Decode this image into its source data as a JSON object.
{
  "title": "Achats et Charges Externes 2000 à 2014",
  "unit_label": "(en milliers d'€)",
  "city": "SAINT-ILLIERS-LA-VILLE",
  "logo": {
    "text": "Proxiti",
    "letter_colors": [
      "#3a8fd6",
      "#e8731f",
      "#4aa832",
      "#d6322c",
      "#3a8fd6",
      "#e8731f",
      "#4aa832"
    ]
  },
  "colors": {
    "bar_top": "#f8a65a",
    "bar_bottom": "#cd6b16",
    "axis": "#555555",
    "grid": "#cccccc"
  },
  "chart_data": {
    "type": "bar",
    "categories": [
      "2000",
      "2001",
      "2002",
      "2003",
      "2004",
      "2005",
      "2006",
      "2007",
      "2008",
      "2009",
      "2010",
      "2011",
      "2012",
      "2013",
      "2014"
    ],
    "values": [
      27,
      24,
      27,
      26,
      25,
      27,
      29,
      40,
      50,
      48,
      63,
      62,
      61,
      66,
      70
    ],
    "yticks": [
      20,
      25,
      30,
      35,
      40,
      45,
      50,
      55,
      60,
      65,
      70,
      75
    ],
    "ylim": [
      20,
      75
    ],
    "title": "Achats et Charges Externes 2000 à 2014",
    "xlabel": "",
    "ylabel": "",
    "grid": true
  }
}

*****

- TASK PROMPT -
Copy whichever lines in the listing above contain the word "title".

- CORRECT OUTPUT -
  "title": "Achats et Charges Externes 2000 à 2014",
    "title": "Achats et Charges Externes 2000 à 2014",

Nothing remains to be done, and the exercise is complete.